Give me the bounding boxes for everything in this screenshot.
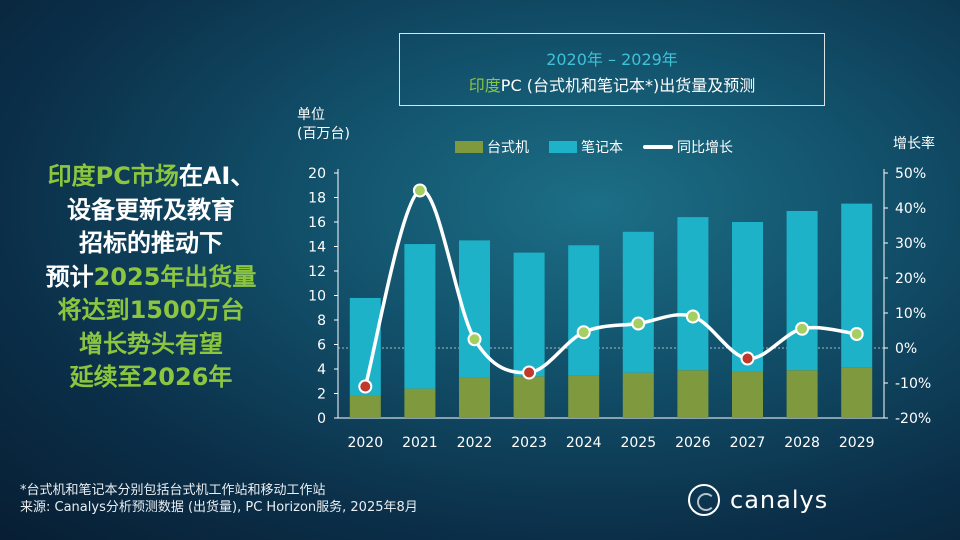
growth-point: [412, 183, 427, 198]
headline-line6: 增长势头有望: [79, 329, 223, 358]
y2-tick-label: 10%: [895, 306, 926, 322]
x-tick-label: 2024: [566, 435, 602, 451]
bar-desktop: [677, 370, 709, 418]
bar-notebook: [841, 203, 873, 368]
headline-line2: 设备更新及教育: [67, 195, 235, 224]
footnote: *台式机和笔记本分别包括台式机工作站和移动工作站 来源: Canalys分析预测…: [20, 482, 418, 516]
x-tick-label: 2021: [402, 435, 438, 451]
y2-tick-label: 20%: [895, 271, 926, 287]
canalys-logo-icon: [688, 484, 720, 516]
bar-desktop: [404, 388, 436, 418]
y2-tick-label: 30%: [895, 236, 926, 252]
bar-notebook: [513, 252, 545, 377]
x-tick-label: 2023: [511, 435, 547, 451]
y-tick-label: 8: [317, 313, 326, 329]
y-tick-label: 0: [317, 411, 326, 427]
canalys-logo: canalys: [688, 484, 828, 516]
y-axis-unit-line1: 单位: [297, 107, 325, 123]
x-tick-label: 2029: [839, 435, 875, 451]
growth-point: [358, 379, 373, 394]
growth-point: [849, 327, 864, 341]
y-tick-label: 6: [317, 338, 326, 354]
y-axis-unit-line2: (百万台): [297, 126, 350, 142]
bar-desktop: [349, 395, 381, 418]
footnote-note: *台式机和笔记本分别包括台式机工作站和移动工作站: [20, 483, 326, 498]
bar-desktop: [841, 367, 873, 418]
legend-line-growth: [643, 145, 673, 149]
growth-point: [576, 325, 591, 340]
headline: 印度PC市场在AI、 设备更新及教育 招标的推动下 预计2025年出货量 将达到…: [20, 160, 282, 395]
growth-point: [795, 321, 810, 336]
footnote-source: 来源: Canalys分析预测数据 (出货量), PC Horizon服务, 2…: [20, 500, 418, 515]
chart-title-rest: PC (台式机和笔记本*)出货量及预测: [500, 76, 756, 95]
headline-line1-green: 印度PC市场: [47, 162, 179, 190]
chart-title-main: 印度PC (台式机和笔记本*)出货量及预测: [400, 72, 824, 96]
bar-desktop: [568, 375, 600, 418]
bar-notebook: [732, 222, 763, 372]
y2-tick-label: -10%: [895, 376, 931, 392]
y2-tick-label: 0%: [895, 341, 917, 357]
y2-tick-label: -20%: [895, 411, 931, 427]
y-tick-label: 16: [308, 215, 326, 231]
bar-notebook: [622, 231, 654, 373]
y-axis-unit-label: 单位 (百万台): [297, 106, 350, 144]
y2-tick-label: 40%: [895, 201, 926, 217]
headline-line4-white: 预计: [45, 262, 94, 291]
y2-tick-label: 50%: [895, 166, 926, 182]
headline-line3: 招标的推动下: [79, 229, 223, 257]
legend-label-growth: 同比增长: [677, 140, 733, 156]
chart-legend: 台式机 笔记本 同比增长: [455, 137, 753, 157]
growth-point: [685, 309, 700, 324]
growth-line: [363, 188, 859, 389]
legend-item-desktop: 台式机: [455, 137, 529, 157]
headline-line7: 延续至2026年: [69, 363, 233, 391]
legend-item-growth: 同比增长: [643, 137, 733, 157]
legend-swatch-desktop: [455, 141, 483, 153]
y-tick-label: 10: [308, 289, 326, 305]
bar-desktop: [513, 376, 545, 418]
legend-swatch-notebook: [549, 141, 577, 153]
headline-line1-white: 在AI、: [178, 162, 255, 190]
x-tick-label: 2027: [730, 435, 766, 451]
bar-desktop: [732, 371, 763, 418]
headline-line5: 将达到1500万台: [57, 296, 245, 324]
y-tick-label: 20: [308, 166, 326, 182]
legend-label-notebook: 笔记本: [581, 140, 623, 156]
x-tick-label: 2028: [784, 435, 820, 451]
x-tick-label: 2020: [347, 435, 383, 451]
legend-label-desktop: 台式机: [487, 140, 529, 156]
chart-title-highlight: 印度: [468, 76, 501, 95]
bar-notebook: [404, 244, 436, 389]
chart-title-box: 2020年 – 2029年 印度PC (台式机和笔记本*)出货量及预测: [399, 33, 825, 106]
y-tick-label: 14: [308, 240, 326, 256]
x-tick-label: 2022: [457, 435, 493, 451]
canalys-logo-text: canalys: [730, 486, 829, 514]
y-tick-label: 2: [317, 387, 326, 403]
bar-notebook: [568, 245, 600, 376]
bar-desktop: [786, 370, 818, 418]
legend-item-notebook: 笔记本: [549, 137, 623, 157]
bar-desktop: [459, 377, 490, 418]
bar-notebook: [786, 210, 818, 371]
growth-point: [740, 351, 755, 366]
bar-notebook: [677, 217, 709, 371]
x-tick-label: 2025: [620, 435, 656, 451]
headline-line4-green: 2025年出货量: [93, 262, 257, 291]
growth-point: [631, 316, 646, 331]
chart-title-years: 2020年 – 2029年: [546, 50, 678, 69]
x-tick-label: 2026: [675, 435, 711, 451]
y-tick-label: 18: [308, 191, 326, 207]
y-tick-label: 12: [308, 264, 326, 280]
y2-axis-label: 增长率: [893, 136, 935, 152]
growth-point: [467, 332, 482, 347]
bar-desktop: [622, 372, 654, 418]
y-tick-label: 4: [317, 362, 326, 378]
growth-point: [522, 365, 537, 380]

◆ **Stated goal**
Swap "x-tick-label" for "x-axis-label" in the rows starting at the line that contains "growth-point: [412, 183, 427, 198]" and ending at the line that contains "bar-notebook: [841, 203, 873, 368]". Return only those lines, with nothing else changed.

◆ **Response to this task**
growth-point: [412, 183, 427, 198]
headline-line6: 增长势头有望: [79, 329, 223, 358]
y2-tick-label: 10%: [895, 306, 926, 322]
x-axis-label: 2024: [566, 435, 602, 451]
bar-desktop: [677, 370, 709, 418]
bar-notebook: [841, 203, 873, 368]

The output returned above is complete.